## START
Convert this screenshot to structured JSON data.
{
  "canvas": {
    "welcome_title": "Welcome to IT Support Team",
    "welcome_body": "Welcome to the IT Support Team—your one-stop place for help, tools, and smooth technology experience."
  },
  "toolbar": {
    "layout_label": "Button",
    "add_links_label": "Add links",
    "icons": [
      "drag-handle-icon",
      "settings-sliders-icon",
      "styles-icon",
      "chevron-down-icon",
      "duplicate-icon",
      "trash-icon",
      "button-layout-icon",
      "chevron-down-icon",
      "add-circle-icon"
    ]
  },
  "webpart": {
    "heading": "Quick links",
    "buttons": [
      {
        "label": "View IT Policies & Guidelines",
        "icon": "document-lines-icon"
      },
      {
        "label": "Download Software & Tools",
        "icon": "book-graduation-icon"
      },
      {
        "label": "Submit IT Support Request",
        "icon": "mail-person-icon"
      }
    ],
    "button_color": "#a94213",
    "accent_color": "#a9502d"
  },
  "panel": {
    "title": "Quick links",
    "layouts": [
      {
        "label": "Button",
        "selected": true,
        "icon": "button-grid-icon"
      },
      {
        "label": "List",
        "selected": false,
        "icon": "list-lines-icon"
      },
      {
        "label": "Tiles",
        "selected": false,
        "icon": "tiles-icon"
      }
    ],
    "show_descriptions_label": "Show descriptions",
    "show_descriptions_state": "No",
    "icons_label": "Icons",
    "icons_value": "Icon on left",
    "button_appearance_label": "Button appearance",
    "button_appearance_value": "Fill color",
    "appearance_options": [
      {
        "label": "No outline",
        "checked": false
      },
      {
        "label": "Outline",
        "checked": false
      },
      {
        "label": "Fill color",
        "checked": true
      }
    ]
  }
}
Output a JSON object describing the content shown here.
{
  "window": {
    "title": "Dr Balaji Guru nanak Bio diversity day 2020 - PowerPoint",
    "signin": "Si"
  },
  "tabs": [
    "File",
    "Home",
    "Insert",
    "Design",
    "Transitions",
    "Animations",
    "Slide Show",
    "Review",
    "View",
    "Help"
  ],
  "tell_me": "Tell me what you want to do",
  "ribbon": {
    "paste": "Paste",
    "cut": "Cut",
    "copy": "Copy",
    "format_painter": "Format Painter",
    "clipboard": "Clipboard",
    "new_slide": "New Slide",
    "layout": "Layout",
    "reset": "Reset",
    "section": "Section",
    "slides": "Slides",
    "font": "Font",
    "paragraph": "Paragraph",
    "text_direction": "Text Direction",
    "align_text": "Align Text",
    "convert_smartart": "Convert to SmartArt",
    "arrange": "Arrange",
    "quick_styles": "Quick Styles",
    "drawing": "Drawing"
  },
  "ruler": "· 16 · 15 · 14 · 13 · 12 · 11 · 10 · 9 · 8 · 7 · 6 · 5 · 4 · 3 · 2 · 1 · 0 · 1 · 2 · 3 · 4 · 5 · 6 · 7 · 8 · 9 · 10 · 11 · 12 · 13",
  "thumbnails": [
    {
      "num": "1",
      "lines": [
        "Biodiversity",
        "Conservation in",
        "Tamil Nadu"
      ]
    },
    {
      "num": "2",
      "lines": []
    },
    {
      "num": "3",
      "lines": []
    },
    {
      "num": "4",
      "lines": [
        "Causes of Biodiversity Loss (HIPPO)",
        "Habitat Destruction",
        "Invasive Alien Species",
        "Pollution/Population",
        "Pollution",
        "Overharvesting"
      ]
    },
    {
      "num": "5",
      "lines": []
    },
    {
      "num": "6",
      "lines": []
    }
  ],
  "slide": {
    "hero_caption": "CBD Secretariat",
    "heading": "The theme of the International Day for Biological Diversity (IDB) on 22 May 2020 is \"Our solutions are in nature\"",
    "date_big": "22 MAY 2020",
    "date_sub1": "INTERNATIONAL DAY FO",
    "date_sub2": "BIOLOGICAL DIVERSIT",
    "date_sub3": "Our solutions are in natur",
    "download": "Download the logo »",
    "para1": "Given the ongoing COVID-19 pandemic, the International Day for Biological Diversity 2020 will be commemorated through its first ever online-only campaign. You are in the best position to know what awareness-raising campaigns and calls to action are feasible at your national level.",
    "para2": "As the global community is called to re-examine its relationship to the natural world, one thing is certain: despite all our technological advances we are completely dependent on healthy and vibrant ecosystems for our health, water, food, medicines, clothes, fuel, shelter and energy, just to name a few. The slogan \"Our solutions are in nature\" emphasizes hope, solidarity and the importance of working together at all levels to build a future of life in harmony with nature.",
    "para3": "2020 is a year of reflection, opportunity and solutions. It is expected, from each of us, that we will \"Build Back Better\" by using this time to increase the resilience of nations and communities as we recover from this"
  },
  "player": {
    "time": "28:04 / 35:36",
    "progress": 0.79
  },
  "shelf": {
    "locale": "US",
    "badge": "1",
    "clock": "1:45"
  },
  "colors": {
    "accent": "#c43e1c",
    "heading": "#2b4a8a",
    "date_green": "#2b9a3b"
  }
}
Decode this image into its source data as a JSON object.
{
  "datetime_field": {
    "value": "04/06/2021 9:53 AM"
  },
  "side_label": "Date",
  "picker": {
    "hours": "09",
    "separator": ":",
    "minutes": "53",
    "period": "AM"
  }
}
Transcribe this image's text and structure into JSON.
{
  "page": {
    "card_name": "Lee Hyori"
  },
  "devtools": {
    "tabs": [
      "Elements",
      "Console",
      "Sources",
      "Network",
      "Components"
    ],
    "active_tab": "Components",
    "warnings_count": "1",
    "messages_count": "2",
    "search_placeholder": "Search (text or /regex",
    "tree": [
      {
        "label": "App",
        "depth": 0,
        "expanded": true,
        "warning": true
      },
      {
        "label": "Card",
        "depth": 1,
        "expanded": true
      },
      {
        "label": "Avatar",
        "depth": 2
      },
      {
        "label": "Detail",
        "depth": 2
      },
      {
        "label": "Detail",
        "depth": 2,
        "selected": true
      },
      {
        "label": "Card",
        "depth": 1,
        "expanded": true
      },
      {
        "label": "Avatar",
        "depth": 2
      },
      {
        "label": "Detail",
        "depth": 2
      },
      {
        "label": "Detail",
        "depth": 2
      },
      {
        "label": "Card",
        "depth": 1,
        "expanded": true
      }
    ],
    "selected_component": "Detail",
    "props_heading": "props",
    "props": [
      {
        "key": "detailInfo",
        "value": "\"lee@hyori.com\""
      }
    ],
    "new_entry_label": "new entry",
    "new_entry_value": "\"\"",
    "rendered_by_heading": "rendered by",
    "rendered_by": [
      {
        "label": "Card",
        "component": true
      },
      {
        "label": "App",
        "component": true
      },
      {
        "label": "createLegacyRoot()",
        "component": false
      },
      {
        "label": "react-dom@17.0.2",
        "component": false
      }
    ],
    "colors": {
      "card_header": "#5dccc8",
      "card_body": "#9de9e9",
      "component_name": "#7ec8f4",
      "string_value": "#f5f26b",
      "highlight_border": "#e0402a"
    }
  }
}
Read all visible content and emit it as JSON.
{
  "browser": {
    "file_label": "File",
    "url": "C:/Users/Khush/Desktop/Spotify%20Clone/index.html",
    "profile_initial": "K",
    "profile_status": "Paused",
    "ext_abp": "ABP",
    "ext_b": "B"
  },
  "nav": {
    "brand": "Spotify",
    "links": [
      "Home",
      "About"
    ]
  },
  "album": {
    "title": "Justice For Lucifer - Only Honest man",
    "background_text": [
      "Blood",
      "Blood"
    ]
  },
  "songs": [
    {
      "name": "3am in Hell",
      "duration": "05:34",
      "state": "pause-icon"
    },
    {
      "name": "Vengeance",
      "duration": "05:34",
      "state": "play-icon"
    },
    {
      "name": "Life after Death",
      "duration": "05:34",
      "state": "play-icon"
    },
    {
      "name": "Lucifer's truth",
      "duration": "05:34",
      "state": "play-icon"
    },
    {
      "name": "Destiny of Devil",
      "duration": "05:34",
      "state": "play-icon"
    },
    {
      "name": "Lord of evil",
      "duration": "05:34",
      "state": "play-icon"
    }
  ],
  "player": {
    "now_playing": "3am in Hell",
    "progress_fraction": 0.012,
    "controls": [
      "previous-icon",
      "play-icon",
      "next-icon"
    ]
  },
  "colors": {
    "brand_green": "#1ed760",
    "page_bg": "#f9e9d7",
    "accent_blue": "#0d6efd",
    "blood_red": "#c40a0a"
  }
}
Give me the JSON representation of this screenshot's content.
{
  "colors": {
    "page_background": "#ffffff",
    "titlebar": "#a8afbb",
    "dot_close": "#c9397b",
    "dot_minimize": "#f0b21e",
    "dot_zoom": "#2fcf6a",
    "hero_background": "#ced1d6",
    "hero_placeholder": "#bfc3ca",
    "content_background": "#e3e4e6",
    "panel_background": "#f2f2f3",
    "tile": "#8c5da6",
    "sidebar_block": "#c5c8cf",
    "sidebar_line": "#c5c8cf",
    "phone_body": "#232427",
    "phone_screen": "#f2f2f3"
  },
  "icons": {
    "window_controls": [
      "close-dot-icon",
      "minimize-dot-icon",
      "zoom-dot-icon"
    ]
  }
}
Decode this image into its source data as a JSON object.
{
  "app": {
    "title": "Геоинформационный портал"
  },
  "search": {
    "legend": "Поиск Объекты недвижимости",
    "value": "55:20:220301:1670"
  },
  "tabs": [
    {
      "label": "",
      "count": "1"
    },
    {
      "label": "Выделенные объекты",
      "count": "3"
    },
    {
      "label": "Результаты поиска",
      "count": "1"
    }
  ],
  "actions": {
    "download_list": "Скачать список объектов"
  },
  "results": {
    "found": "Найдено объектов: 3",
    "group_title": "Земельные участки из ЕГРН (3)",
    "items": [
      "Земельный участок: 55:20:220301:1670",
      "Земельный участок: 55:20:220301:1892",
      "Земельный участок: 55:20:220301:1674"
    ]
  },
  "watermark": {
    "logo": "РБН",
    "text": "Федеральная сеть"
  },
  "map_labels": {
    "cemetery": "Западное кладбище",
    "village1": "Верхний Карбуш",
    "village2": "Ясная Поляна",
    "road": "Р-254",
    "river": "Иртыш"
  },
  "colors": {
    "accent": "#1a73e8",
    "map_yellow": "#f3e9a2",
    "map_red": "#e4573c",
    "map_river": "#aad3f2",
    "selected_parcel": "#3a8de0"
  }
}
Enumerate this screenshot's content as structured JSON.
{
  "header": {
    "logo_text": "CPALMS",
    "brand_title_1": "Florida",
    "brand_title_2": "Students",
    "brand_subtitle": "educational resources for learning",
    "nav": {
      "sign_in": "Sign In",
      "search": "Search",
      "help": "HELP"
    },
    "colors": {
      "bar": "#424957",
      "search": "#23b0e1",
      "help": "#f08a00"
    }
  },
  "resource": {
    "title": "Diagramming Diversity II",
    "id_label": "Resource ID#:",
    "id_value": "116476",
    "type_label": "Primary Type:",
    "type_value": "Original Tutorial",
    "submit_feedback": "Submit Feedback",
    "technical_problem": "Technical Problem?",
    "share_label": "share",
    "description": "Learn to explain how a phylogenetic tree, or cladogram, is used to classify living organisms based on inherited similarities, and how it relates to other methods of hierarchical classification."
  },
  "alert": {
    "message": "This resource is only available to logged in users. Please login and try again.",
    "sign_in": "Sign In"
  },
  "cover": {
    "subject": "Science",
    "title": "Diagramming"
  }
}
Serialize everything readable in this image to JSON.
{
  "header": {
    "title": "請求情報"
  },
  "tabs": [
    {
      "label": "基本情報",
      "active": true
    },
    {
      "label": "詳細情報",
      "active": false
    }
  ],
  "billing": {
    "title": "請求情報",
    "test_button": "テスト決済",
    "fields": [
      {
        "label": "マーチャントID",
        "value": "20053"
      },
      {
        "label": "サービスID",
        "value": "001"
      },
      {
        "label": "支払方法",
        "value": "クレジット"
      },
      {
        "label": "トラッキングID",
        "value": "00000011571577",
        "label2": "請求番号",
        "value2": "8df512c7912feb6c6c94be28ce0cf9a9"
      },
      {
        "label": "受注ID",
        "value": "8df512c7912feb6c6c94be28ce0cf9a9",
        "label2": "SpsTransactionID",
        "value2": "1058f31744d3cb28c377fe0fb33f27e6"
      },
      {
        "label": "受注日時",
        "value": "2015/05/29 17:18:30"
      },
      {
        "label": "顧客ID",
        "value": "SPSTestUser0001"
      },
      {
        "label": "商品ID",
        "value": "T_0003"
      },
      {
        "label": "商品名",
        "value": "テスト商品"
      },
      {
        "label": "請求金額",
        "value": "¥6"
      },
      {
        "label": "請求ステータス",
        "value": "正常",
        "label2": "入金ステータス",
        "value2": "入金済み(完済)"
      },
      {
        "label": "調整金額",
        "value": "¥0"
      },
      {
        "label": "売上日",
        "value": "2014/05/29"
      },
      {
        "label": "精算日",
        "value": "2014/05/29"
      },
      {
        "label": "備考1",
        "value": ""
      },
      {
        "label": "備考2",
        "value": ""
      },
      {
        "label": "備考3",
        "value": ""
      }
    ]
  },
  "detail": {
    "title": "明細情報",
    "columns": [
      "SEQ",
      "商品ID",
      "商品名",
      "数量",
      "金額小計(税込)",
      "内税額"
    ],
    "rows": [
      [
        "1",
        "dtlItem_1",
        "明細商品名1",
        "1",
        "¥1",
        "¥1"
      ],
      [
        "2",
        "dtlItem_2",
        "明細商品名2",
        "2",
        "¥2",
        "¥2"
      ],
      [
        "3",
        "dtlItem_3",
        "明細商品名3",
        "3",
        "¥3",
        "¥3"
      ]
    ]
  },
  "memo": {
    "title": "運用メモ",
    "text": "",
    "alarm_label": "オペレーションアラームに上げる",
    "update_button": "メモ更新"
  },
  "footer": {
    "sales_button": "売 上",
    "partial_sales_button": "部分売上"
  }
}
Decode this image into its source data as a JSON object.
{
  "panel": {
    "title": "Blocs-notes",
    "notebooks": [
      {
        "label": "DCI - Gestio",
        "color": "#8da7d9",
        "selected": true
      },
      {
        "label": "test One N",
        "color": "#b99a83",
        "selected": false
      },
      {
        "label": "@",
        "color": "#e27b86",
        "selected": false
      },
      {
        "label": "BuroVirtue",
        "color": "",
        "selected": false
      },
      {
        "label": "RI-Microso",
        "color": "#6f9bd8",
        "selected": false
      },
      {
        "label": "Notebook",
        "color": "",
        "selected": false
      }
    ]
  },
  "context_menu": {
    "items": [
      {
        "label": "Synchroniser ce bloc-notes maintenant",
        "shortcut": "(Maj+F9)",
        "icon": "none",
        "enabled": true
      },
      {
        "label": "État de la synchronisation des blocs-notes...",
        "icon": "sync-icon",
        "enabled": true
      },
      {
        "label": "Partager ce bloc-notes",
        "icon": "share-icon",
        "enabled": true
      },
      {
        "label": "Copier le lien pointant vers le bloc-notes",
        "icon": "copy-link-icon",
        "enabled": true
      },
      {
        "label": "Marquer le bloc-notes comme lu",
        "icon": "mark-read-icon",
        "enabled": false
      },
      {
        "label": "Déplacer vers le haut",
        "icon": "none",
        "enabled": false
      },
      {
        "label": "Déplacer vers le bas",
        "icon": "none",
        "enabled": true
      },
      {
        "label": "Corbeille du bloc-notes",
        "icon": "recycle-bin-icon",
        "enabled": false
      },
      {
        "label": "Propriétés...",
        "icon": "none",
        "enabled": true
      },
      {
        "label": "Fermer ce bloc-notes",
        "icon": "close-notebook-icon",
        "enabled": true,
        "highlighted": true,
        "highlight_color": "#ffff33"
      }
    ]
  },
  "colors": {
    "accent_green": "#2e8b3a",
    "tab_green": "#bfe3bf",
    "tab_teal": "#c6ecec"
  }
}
## END
→ BRIEF
Show, from the material above, each line that includes the string "what".

→ THE ANSWER
  "tell_me": "Tell me what you want to do",
    "para1": "Given the ongoing COVID-19 pandemic, the International Day for Biological Diversity 2020 will be commemorated through its first ever online-only campaign. You are in the best position to know what awareness-raising campaigns and calls to action are feasible at your national level.",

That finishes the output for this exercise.